## STATED GOAL
Reproduce each line that includes the word "xlabel".

* Begin MATERIAL FOR THIS TASK *

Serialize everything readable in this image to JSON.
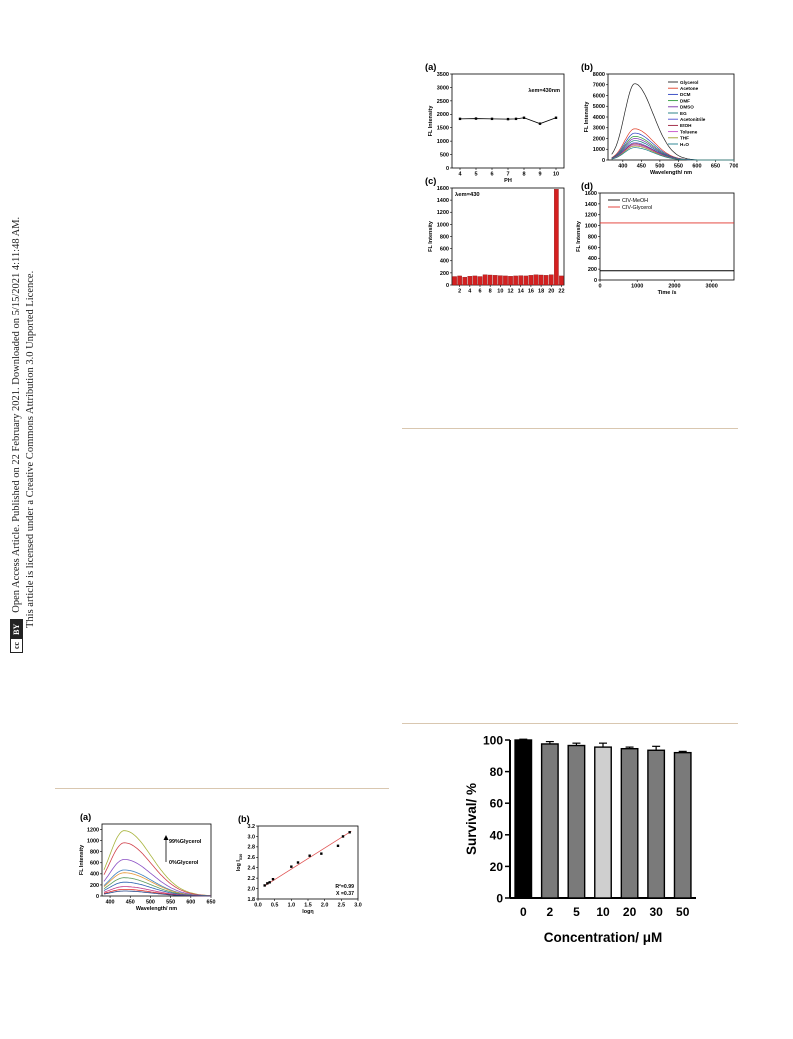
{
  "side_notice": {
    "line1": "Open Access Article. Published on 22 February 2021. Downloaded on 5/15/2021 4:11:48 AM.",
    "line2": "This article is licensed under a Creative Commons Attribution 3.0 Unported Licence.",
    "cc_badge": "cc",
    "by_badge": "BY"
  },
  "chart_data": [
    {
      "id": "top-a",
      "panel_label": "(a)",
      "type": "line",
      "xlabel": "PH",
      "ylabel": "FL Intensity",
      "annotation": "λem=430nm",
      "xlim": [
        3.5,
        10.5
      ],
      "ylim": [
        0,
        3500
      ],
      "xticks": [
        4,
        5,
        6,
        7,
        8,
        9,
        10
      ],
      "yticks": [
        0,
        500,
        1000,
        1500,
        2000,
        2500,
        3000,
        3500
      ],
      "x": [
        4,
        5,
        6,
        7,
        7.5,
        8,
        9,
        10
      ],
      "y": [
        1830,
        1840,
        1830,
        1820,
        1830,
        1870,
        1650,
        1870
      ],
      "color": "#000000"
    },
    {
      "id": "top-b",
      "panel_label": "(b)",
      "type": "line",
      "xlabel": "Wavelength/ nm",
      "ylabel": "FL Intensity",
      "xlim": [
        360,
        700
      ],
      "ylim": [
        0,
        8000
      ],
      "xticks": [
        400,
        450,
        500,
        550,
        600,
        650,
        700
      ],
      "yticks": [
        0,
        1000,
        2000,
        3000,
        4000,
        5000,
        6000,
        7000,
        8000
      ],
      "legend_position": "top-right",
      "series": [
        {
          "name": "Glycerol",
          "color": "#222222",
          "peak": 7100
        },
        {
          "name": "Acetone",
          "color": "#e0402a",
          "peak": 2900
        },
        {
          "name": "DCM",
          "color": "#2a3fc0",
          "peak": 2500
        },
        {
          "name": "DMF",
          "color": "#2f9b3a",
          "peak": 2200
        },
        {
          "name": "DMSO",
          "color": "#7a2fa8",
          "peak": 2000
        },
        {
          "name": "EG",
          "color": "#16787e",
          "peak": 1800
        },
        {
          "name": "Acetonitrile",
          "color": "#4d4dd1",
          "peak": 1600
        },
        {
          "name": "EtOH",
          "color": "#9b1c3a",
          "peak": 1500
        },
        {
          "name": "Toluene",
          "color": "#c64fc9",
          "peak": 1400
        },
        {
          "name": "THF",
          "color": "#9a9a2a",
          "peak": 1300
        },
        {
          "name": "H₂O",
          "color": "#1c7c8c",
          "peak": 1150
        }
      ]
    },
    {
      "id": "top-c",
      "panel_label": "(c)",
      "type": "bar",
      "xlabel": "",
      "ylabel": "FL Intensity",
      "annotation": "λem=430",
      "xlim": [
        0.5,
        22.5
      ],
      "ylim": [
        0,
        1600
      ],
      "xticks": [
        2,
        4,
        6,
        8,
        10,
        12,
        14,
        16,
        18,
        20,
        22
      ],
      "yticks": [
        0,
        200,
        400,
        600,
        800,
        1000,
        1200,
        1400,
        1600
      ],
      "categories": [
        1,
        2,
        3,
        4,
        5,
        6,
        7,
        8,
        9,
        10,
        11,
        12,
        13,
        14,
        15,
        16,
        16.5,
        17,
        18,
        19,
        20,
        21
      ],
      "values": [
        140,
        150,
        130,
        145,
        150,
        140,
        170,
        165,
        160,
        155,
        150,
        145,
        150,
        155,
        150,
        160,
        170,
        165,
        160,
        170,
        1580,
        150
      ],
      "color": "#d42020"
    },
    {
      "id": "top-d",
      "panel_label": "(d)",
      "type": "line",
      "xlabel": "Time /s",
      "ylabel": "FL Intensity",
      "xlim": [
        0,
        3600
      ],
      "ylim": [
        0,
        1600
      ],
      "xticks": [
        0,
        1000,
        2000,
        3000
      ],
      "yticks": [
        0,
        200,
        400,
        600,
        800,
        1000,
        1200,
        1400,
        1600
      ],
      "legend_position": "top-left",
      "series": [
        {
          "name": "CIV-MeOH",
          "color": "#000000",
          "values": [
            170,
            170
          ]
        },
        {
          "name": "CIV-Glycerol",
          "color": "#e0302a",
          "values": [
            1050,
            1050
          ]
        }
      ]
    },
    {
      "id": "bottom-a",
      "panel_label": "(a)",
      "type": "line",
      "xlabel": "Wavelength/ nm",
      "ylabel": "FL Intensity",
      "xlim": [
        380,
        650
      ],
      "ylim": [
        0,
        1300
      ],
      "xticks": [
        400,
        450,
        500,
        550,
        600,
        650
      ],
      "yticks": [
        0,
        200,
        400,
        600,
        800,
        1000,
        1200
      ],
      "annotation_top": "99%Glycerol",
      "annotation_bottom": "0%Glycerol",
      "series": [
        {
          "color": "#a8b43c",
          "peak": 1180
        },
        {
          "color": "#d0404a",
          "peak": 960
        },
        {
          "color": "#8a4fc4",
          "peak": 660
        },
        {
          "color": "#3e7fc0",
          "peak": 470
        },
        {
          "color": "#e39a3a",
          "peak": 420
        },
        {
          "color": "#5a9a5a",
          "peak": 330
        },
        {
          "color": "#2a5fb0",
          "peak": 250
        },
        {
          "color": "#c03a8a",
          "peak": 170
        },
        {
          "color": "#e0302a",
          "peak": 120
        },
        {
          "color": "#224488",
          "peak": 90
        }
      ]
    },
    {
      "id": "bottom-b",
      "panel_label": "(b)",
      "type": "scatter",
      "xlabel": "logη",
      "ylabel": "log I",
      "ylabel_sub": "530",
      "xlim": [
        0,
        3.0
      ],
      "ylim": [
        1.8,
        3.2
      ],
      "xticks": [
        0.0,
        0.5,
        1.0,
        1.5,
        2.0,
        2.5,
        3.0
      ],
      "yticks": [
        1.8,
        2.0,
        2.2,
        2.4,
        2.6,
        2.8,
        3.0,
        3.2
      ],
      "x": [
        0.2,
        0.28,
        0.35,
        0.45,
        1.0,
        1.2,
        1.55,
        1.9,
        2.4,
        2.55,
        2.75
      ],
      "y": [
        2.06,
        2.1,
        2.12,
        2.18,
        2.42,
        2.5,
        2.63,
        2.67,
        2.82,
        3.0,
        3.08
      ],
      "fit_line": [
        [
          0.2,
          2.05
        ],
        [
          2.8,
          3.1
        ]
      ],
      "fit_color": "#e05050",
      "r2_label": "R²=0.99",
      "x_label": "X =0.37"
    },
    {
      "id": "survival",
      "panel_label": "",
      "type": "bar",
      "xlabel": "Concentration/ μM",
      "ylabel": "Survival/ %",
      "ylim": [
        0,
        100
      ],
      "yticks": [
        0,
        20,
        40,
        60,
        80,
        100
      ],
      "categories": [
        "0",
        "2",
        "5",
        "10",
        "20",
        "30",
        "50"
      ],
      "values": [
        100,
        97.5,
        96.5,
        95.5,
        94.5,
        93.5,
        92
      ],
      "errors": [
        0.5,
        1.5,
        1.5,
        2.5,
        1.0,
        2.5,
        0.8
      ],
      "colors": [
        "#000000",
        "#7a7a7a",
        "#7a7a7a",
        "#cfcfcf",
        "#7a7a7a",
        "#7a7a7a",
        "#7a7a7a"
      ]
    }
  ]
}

* End MATERIAL FOR THIS TASK *

## THE SOLUTION
      "xlabel": "PH",
      "xlabel": "Wavelength/ nm",
      "xlabel": "",
      "xlabel": "Time /s",
      "xlabel": "Wavelength/ nm",
      "xlabel": "logη",
      "xlabel": "Concentration/ μM",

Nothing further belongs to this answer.